REQUIREMENTS:
Identify every line containing the word "subtitle" and reproduce each one.

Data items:
▽

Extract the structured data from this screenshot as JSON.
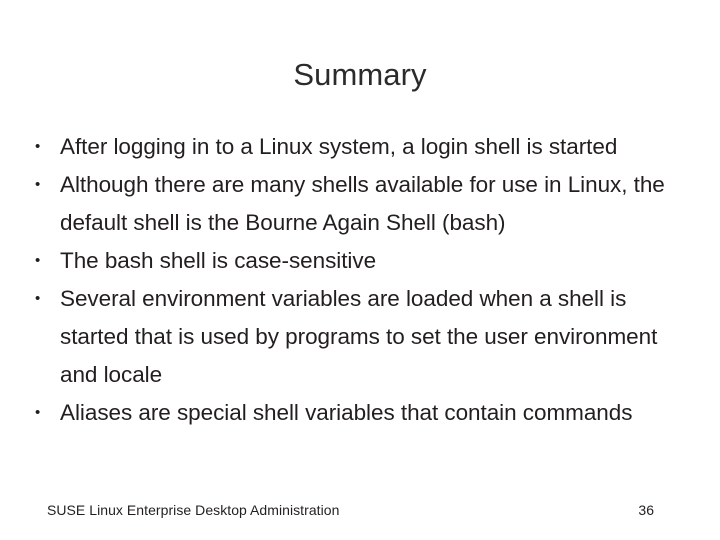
{
  "slide": {
    "title": "Summary",
    "bullet_marker": "•",
    "bullets": [
      {
        "text": "After logging in to a Linux system, a login shell is started"
      },
      {
        "text": "Although there are many shells available for use in Linux, the default shell is the Bourne Again Shell (bash)"
      },
      {
        "text": "The bash shell is case-sensitive"
      },
      {
        "text": "Several environment variables are loaded when a shell is started that is used by programs to set the user environment and locale"
      },
      {
        "text": "Aliases are special shell variables that contain commands"
      }
    ]
  },
  "footer": {
    "title": "SUSE Linux Enterprise Desktop Administration",
    "page_number": "36"
  },
  "colors": {
    "background": "#ffffff",
    "text": "#231f20",
    "title_text": "#2b2b2b"
  }
}
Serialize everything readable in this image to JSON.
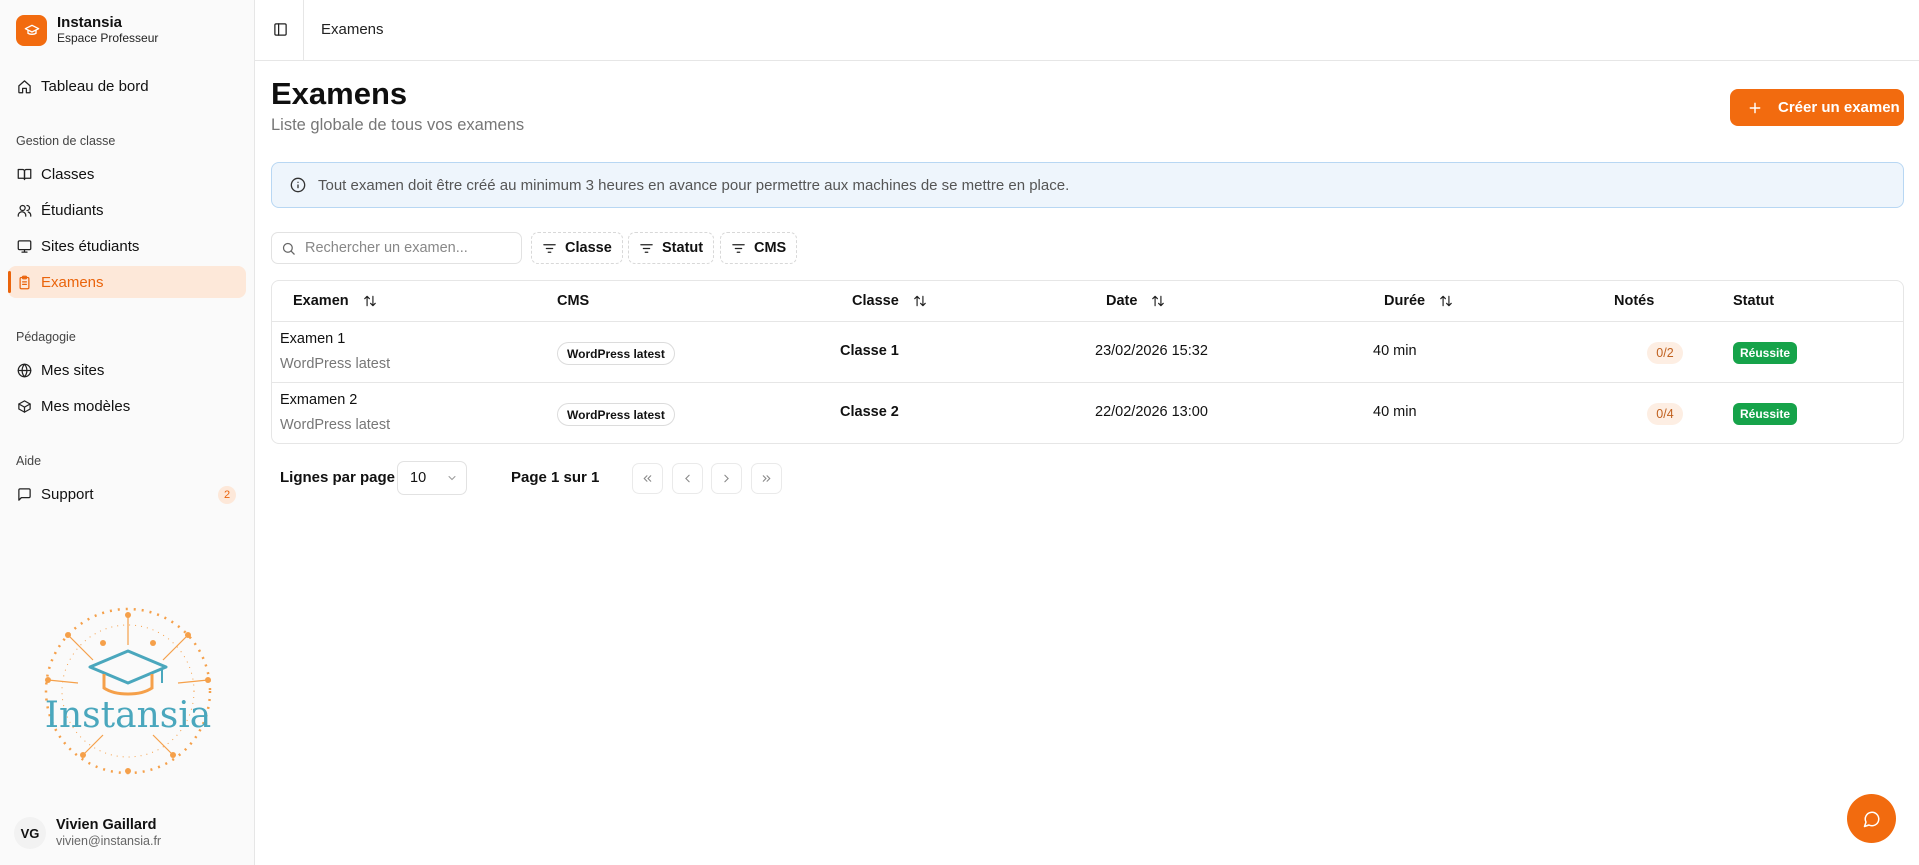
{
  "brand": {
    "name": "Instansia",
    "subtitle": "Espace Professeur"
  },
  "sidebar": {
    "dashboard": "Tableau de bord",
    "sections": [
      {
        "title": "Gestion de classe",
        "items": [
          "Classes",
          "Étudiants",
          "Sites étudiants",
          "Examens"
        ]
      },
      {
        "title": "Pédagogie",
        "items": [
          "Mes sites",
          "Mes modèles"
        ]
      },
      {
        "title": "Aide",
        "items": [
          "Support"
        ]
      }
    ],
    "support_badge": "2",
    "logo_text": "Instansia"
  },
  "user": {
    "initials": "VG",
    "name": "Vivien Gaillard",
    "email": "vivien@instansia.fr"
  },
  "topbar": {
    "breadcrumb": "Examens"
  },
  "page": {
    "title": "Examens",
    "subtitle": "Liste globale de tous vos examens",
    "create_button": "Créer un examen",
    "info": "Tout examen doit être créé au minimum 3 heures en avance pour permettre aux machines de se mettre en place."
  },
  "toolbar": {
    "search_placeholder": "Rechercher un examen...",
    "filters": [
      "Classe",
      "Statut",
      "CMS"
    ]
  },
  "table": {
    "columns": [
      "Examen",
      "CMS",
      "Classe",
      "Date",
      "Durée",
      "Notés",
      "Statut"
    ],
    "rows": [
      {
        "name": "Examen 1",
        "sub": "WordPress latest",
        "cms": "WordPress latest",
        "classe": "Classe 1",
        "date": "23/02/2026 15:32",
        "duree": "40 min",
        "notes": "0/2",
        "statut": "Réussite"
      },
      {
        "name": "Exmamen 2",
        "sub": "WordPress latest",
        "cms": "WordPress latest",
        "classe": "Classe 2",
        "date": "22/02/2026 13:00",
        "duree": "40 min",
        "notes": "0/4",
        "statut": "Réussite"
      }
    ]
  },
  "pagination": {
    "rows_label": "Lignes par page",
    "rows_value": "10",
    "page_info": "Page 1 sur 1"
  },
  "colors": {
    "accent": "#f26b0f",
    "success": "#16a34a",
    "info_bg": "#eef5fc"
  }
}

△

CORRECT OUTPUT:
    "subtitle": "Espace Professeur"
    "subtitle": "Liste globale de tous vos examens",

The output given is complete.